DIRECTIVE:
Pick out the lines containing "type".

START DATASET EXTRACT

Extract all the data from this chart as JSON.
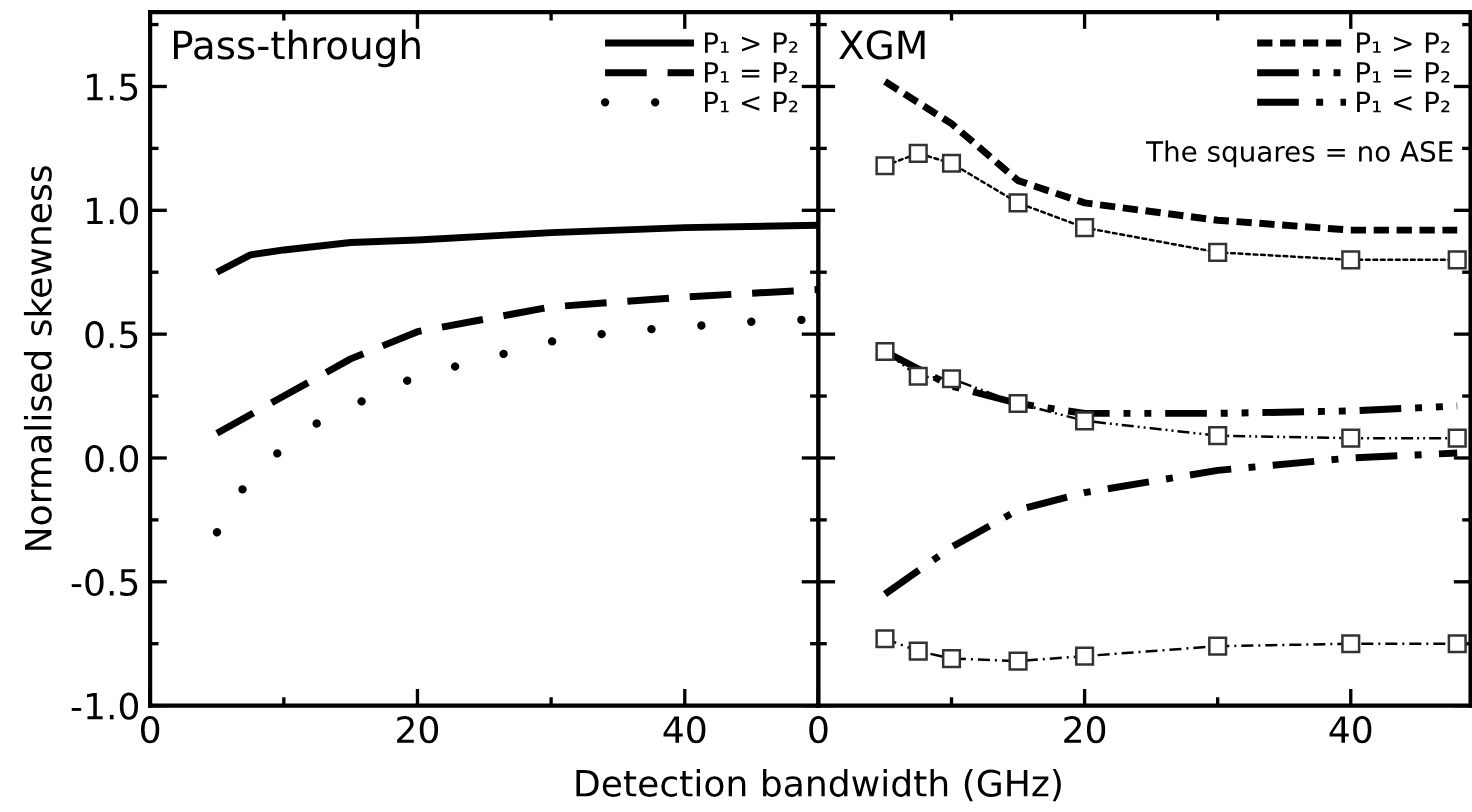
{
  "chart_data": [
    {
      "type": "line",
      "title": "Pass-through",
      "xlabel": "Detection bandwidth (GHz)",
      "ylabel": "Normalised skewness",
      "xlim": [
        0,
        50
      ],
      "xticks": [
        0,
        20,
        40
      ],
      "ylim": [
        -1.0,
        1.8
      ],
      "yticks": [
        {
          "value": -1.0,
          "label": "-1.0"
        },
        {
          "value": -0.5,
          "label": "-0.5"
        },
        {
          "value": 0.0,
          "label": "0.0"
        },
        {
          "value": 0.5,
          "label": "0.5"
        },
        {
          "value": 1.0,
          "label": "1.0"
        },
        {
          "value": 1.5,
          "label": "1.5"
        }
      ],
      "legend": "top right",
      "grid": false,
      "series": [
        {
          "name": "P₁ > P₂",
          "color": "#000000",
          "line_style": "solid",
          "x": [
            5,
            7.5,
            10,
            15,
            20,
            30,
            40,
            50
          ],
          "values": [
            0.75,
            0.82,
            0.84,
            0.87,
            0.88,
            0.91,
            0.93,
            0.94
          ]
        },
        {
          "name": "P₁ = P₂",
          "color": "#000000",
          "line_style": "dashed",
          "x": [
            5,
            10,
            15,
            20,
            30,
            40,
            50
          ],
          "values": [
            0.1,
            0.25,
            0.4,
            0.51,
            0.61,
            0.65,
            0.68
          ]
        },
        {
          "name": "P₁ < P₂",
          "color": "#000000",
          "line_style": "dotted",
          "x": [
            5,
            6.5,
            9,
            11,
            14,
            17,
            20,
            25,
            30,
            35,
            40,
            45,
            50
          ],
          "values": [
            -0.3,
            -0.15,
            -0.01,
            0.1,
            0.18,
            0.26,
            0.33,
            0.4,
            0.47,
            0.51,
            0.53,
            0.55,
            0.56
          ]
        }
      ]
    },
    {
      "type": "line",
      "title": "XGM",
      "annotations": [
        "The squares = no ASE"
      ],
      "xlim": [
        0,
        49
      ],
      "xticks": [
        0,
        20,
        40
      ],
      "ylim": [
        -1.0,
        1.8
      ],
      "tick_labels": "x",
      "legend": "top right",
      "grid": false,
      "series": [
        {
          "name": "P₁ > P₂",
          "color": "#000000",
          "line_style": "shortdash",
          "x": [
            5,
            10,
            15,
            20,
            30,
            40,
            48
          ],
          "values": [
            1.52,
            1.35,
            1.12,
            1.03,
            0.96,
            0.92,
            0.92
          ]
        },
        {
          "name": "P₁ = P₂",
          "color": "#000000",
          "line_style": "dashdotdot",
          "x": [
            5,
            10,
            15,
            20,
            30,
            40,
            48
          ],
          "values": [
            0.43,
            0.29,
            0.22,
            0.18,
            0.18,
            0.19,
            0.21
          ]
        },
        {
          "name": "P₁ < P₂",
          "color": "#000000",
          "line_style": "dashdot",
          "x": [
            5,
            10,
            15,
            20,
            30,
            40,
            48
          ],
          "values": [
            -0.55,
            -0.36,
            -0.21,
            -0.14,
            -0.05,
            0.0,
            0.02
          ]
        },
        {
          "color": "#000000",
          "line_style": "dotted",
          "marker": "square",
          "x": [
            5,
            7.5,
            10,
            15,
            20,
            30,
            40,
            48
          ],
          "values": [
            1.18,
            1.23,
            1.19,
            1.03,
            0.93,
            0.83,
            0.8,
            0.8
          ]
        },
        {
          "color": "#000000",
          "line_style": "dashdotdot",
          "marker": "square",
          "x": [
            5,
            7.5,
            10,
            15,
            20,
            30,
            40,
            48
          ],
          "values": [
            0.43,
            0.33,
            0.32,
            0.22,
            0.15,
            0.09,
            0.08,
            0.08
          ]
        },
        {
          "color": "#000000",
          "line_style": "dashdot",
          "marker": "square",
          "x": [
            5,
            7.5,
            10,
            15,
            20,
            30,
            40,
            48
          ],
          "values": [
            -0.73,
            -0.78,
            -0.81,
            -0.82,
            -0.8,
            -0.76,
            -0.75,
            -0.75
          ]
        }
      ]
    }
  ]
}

END DATASET EXTRACT
START DATASET EXTRACT

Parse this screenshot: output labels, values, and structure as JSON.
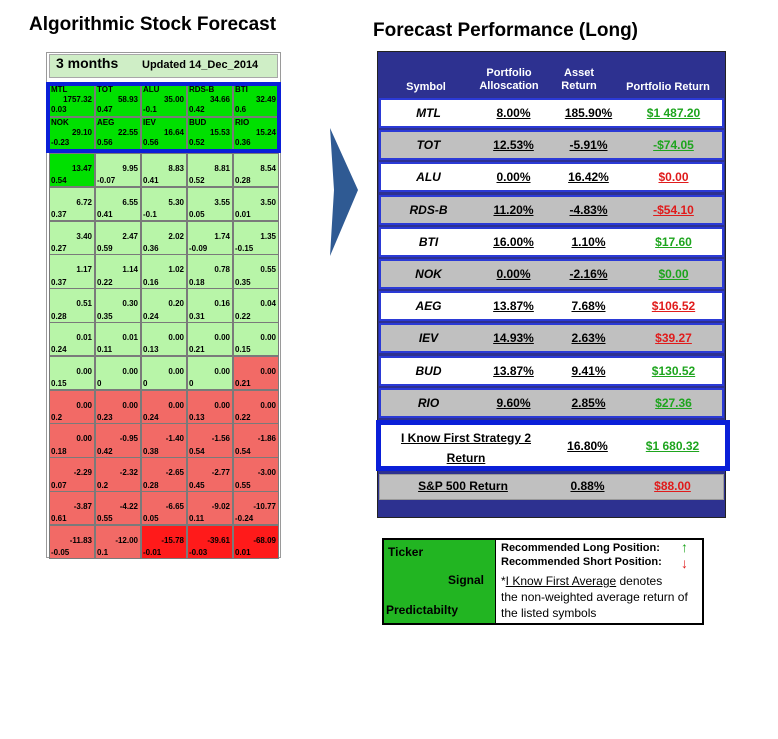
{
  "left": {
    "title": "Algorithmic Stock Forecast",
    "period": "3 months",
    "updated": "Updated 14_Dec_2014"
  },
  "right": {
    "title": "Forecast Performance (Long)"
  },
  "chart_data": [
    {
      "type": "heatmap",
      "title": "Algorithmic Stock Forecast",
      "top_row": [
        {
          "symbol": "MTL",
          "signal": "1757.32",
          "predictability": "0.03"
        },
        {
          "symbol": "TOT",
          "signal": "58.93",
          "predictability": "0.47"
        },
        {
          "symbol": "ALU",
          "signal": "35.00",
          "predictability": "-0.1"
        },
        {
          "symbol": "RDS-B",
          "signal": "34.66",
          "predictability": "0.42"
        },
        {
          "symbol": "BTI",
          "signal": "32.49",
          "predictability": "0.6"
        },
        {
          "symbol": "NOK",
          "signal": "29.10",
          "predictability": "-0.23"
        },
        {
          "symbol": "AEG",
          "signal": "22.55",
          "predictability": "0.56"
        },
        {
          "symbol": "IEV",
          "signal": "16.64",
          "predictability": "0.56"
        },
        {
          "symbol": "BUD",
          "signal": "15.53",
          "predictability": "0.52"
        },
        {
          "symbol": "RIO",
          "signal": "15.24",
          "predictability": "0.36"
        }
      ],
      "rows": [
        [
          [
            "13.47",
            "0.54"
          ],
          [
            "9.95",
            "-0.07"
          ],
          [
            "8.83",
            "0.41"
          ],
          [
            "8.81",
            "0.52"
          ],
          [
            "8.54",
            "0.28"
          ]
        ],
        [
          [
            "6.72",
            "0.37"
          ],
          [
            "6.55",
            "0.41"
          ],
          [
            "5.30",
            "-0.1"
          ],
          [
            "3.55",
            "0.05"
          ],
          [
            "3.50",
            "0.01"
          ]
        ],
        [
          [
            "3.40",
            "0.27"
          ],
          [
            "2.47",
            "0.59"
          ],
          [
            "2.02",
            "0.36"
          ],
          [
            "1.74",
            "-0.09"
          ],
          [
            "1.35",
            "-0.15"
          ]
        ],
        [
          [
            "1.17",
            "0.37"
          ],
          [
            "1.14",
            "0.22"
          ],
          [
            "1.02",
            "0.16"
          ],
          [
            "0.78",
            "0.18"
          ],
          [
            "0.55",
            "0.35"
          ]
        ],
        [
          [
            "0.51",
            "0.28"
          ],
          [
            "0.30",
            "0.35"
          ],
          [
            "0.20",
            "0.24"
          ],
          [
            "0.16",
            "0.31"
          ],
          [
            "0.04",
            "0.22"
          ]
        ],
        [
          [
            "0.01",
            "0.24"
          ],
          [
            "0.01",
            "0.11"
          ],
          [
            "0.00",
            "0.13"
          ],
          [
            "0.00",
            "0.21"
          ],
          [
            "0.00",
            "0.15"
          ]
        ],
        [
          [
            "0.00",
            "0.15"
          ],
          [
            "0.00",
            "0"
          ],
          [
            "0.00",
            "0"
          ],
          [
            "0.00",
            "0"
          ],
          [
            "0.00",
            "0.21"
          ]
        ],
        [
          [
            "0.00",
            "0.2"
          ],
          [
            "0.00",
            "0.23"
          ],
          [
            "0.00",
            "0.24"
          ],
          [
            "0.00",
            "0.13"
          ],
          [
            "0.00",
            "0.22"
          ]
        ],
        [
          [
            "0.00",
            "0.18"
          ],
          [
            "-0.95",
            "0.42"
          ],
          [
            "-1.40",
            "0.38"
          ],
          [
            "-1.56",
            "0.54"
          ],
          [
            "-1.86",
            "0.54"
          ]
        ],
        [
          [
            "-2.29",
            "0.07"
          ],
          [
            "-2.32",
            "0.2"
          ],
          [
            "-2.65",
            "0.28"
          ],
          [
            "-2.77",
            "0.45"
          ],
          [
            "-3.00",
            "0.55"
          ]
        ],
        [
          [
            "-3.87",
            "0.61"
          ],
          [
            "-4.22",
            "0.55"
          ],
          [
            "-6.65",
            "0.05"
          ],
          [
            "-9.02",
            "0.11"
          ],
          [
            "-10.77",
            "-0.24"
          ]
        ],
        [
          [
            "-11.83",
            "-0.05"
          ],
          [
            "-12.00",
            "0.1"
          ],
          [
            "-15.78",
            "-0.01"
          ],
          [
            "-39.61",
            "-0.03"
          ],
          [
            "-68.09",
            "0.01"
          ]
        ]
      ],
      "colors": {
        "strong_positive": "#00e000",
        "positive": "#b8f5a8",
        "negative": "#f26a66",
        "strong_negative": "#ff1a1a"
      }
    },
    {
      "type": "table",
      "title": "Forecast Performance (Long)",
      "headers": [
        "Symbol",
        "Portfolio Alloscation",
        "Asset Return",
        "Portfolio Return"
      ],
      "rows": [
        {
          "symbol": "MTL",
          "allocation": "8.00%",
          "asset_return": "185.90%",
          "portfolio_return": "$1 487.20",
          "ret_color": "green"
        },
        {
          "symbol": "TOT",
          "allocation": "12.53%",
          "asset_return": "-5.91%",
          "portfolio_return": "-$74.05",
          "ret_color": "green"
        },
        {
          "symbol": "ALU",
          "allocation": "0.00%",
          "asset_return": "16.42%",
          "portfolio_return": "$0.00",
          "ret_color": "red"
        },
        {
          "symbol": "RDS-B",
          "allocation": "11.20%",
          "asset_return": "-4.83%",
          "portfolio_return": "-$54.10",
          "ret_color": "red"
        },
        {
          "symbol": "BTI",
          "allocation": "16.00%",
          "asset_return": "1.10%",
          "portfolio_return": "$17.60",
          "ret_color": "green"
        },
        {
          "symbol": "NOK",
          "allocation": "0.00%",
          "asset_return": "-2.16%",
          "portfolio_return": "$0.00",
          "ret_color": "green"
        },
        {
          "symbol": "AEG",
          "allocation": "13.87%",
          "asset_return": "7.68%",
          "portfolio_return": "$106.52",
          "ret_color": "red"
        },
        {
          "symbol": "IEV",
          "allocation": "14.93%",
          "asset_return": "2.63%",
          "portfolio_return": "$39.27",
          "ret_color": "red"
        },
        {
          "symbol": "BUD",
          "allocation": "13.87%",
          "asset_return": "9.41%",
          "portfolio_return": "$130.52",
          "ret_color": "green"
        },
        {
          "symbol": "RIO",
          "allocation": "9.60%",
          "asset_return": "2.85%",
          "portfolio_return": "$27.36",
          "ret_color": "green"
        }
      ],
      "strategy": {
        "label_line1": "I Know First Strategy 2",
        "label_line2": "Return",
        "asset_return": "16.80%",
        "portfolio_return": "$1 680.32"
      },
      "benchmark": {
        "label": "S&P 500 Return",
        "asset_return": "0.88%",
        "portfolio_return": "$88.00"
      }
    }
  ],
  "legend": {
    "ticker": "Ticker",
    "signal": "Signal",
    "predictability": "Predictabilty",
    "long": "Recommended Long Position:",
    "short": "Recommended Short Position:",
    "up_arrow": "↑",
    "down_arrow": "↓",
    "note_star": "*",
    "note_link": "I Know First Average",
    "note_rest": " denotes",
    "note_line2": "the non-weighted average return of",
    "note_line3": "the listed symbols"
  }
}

END DATASET EXTRACT
START DATASET EXTRACT

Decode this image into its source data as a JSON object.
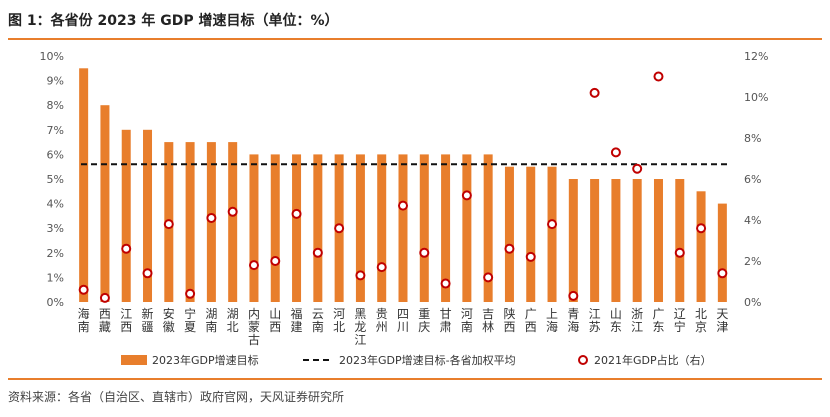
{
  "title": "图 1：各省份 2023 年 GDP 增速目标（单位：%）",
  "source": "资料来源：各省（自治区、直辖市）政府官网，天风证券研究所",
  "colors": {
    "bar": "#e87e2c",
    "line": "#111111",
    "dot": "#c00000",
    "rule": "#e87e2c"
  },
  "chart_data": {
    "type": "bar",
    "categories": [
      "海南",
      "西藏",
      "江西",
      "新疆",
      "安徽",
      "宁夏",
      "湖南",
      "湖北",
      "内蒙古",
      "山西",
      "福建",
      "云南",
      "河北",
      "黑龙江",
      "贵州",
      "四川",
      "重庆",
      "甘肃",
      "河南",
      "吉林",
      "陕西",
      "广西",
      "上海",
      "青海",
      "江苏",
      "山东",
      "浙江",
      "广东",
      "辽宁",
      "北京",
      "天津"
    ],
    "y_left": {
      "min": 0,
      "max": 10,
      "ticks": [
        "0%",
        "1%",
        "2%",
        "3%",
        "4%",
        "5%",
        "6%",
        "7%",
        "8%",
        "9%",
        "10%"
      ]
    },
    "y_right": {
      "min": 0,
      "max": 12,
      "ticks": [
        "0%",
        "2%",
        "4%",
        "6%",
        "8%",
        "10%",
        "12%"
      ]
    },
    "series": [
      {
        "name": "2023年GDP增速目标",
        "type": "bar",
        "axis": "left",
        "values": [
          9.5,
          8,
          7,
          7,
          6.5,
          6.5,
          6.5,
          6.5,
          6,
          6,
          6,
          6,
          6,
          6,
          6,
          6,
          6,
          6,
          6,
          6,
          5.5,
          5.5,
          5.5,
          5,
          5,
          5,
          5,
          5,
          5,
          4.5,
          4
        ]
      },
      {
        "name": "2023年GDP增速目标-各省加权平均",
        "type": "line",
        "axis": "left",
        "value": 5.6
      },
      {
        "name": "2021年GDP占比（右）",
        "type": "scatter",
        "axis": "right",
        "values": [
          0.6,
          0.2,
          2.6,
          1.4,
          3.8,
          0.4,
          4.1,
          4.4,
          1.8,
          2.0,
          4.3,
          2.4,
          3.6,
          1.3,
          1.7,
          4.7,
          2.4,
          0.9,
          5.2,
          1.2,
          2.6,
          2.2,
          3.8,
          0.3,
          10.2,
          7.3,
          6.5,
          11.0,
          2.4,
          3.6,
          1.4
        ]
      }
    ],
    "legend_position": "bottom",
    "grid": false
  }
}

END DATASET EXTRACT

SOLUTION BELOW:
      "type": "line",
      "type": "line",
      "type": "heatmap",
      "type": "table",
    "type": "bar",
        "type": "bar",
        "type": "line",
        "type": "scatter",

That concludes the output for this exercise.